-- START Provided data --

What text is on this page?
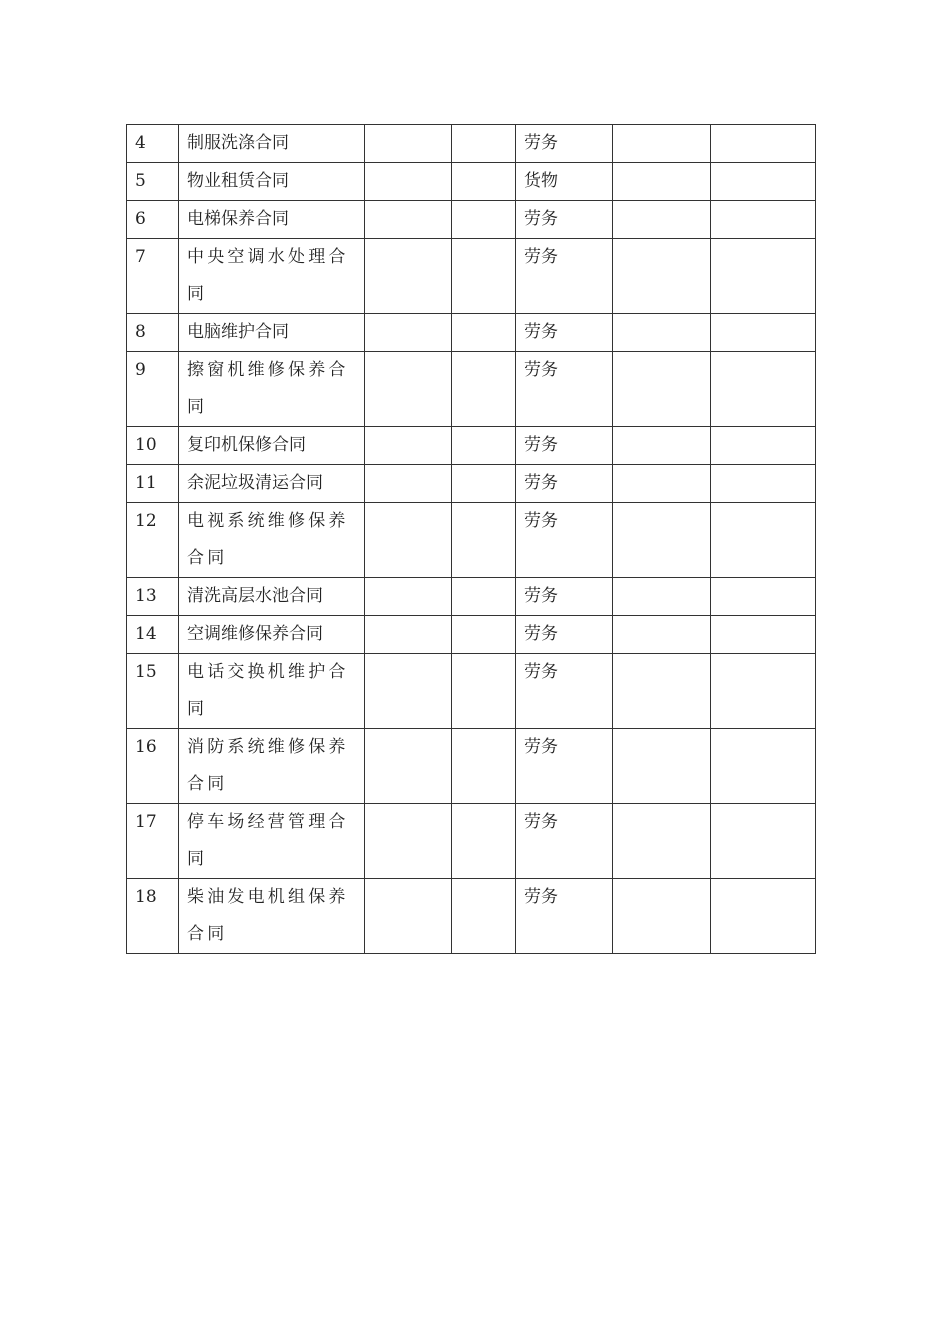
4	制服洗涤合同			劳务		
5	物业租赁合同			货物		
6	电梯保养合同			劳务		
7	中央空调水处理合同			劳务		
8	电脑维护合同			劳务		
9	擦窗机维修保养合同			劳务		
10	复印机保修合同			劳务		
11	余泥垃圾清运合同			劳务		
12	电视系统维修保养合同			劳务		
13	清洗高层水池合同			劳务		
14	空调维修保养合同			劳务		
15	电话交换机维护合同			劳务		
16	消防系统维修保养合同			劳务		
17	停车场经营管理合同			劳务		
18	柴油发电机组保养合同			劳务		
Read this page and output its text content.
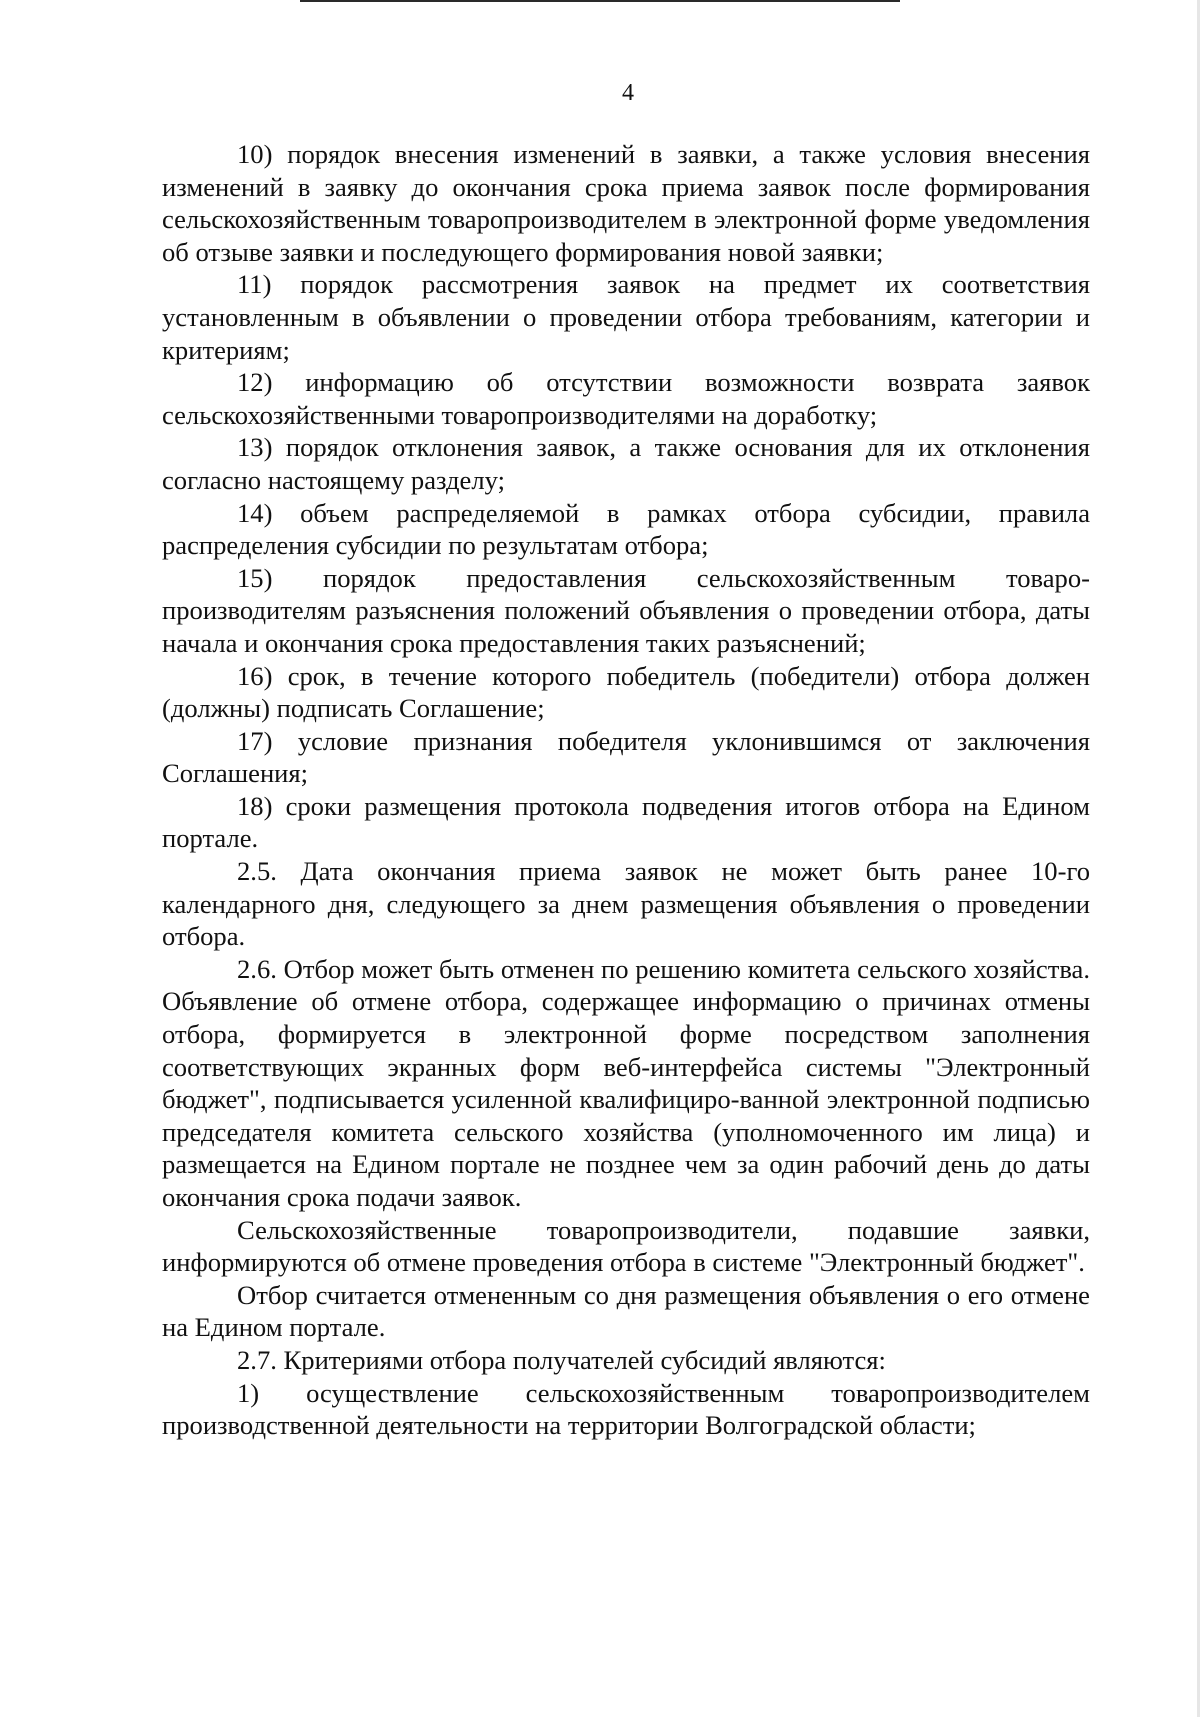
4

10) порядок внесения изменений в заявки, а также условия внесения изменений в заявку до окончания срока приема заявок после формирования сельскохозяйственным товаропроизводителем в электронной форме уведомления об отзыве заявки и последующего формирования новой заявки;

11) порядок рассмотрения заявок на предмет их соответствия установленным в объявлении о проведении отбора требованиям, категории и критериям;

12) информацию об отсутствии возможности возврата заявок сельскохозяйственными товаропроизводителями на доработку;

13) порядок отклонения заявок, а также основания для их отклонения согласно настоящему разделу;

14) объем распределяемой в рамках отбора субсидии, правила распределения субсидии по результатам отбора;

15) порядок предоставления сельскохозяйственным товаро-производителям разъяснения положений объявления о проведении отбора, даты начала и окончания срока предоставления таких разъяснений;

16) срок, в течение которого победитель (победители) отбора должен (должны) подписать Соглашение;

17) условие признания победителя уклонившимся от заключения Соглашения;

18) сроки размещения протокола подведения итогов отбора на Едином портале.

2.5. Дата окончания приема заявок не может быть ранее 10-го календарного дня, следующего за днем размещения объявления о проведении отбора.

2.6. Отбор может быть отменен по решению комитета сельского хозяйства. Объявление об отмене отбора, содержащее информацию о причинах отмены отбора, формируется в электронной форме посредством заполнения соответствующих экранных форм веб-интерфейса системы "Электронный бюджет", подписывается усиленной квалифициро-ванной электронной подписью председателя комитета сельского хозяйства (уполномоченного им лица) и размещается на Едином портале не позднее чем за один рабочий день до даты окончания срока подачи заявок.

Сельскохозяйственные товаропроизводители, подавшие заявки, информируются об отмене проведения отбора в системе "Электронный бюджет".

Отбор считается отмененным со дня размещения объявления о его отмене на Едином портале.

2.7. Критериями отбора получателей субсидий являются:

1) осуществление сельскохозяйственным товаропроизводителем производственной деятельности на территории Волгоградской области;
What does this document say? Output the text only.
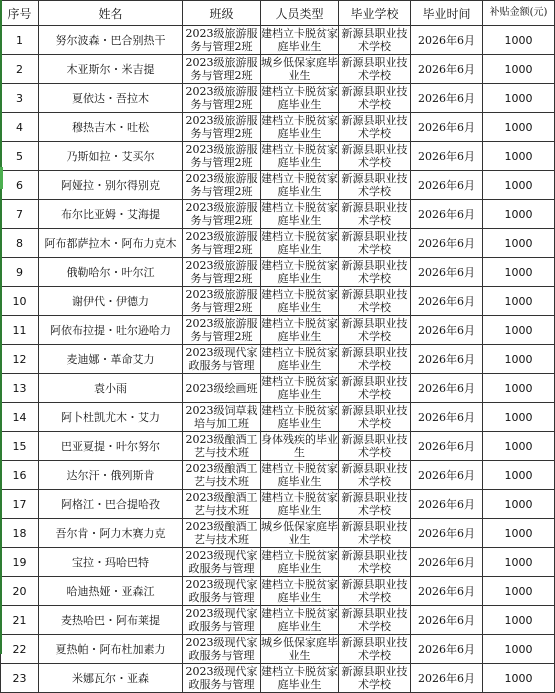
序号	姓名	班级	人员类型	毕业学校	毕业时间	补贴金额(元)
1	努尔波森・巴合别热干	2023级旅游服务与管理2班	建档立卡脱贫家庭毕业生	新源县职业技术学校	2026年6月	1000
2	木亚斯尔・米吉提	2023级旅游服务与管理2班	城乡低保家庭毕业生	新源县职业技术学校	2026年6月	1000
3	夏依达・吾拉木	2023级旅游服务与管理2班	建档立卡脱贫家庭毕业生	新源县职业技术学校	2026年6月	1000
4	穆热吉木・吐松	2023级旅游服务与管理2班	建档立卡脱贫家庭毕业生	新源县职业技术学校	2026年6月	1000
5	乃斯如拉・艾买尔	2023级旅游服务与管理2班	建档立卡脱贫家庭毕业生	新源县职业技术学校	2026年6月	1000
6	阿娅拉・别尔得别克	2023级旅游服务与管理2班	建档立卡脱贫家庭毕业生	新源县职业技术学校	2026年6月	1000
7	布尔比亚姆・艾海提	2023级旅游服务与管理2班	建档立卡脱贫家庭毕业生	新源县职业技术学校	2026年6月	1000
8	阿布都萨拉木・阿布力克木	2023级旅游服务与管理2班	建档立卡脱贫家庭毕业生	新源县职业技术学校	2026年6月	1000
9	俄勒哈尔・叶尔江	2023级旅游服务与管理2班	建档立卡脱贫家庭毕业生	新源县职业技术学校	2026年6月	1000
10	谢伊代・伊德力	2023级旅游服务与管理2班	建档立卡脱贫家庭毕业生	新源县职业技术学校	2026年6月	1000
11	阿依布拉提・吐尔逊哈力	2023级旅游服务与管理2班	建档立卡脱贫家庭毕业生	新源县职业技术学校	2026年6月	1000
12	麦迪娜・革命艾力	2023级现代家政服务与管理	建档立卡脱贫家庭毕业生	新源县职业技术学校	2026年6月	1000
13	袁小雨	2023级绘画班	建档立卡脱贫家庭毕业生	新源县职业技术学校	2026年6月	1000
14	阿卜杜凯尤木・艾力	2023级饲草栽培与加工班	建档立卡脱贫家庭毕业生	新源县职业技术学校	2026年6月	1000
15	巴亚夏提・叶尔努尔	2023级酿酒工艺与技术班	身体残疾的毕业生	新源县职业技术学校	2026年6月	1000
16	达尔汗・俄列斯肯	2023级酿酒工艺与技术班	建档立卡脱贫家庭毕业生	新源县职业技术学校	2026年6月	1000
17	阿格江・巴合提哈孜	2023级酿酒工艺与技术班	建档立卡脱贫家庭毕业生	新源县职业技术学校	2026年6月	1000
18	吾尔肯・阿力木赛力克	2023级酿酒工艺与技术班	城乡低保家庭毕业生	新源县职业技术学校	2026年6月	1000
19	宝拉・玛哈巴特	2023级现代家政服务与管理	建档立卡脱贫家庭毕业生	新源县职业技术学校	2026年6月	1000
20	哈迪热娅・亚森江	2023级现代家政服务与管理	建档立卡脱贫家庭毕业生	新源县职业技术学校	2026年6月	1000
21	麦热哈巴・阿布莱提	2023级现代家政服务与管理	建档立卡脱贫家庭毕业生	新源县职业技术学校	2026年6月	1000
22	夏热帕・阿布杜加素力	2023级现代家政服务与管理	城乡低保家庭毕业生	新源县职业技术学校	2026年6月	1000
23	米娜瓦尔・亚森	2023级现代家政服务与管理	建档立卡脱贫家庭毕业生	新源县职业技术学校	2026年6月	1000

-- END Provided data --

> To do: Tally the lines of the material above that contain the word "приема" and report the total alone.

> Solution for this task: 2